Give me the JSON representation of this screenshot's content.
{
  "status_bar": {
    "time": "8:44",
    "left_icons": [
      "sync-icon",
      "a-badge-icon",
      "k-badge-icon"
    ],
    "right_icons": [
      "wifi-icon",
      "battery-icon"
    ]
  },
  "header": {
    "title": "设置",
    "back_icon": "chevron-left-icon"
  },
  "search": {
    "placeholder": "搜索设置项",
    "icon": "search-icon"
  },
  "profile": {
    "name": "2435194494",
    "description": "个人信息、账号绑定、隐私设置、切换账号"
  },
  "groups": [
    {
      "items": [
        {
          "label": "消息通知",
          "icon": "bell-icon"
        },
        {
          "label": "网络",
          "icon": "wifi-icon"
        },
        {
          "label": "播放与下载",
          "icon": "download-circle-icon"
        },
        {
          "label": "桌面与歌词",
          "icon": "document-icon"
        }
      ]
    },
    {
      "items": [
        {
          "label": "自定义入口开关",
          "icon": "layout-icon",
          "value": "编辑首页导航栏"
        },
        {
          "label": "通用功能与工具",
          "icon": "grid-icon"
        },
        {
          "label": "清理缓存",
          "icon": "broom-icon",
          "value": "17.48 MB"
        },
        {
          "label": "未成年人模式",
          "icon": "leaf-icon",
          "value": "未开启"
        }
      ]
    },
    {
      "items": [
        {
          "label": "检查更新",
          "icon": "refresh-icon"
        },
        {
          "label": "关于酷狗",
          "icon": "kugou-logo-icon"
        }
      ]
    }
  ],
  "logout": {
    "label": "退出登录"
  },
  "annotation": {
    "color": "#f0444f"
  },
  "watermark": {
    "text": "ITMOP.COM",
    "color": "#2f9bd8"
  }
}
──────
- Work to complete
What is needed here is an exact reproduction of all the entries.

- Final result
Give me the JSON representation of this screenshot's content.
{
  "status_bar": {
    "time": "8:44",
    "left_icons": [
      "sync-icon",
      "a-badge-icon",
      "k-badge-icon"
    ],
    "right_icons": [
      "wifi-icon",
      "battery-icon"
    ]
  },
  "header": {
    "title": "设置",
    "back_icon": "chevron-left-icon"
  },
  "search": {
    "placeholder": "搜索设置项",
    "icon": "search-icon"
  },
  "profile": {
    "name": "2435194494",
    "description": "个人信息、账号绑定、隐私设置、切换账号"
  },
  "groups": [
    {
      "items": [
        {
          "label": "消息通知",
          "icon": "bell-icon"
        },
        {
          "label": "网络",
          "icon": "wifi-icon"
        },
        {
          "label": "播放与下载",
          "icon": "download-circle-icon"
        },
        {
          "label": "桌面与歌词",
          "icon": "document-icon"
        }
      ]
    },
    {
      "items": [
        {
          "label": "自定义入口开关",
          "icon": "layout-icon",
          "value": "编辑首页导航栏"
        },
        {
          "label": "通用功能与工具",
          "icon": "grid-icon"
        },
        {
          "label": "清理缓存",
          "icon": "broom-icon",
          "value": "17.48 MB"
        },
        {
          "label": "未成年人模式",
          "icon": "leaf-icon",
          "value": "未开启"
        }
      ]
    },
    {
      "items": [
        {
          "label": "检查更新",
          "icon": "refresh-icon"
        },
        {
          "label": "关于酷狗",
          "icon": "kugou-logo-icon"
        }
      ]
    }
  ],
  "logout": {
    "label": "退出登录"
  },
  "annotation": {
    "color": "#f0444f"
  },
  "watermark": {
    "text": "ITMOP.COM",
    "color": "#2f9bd8"
  }
}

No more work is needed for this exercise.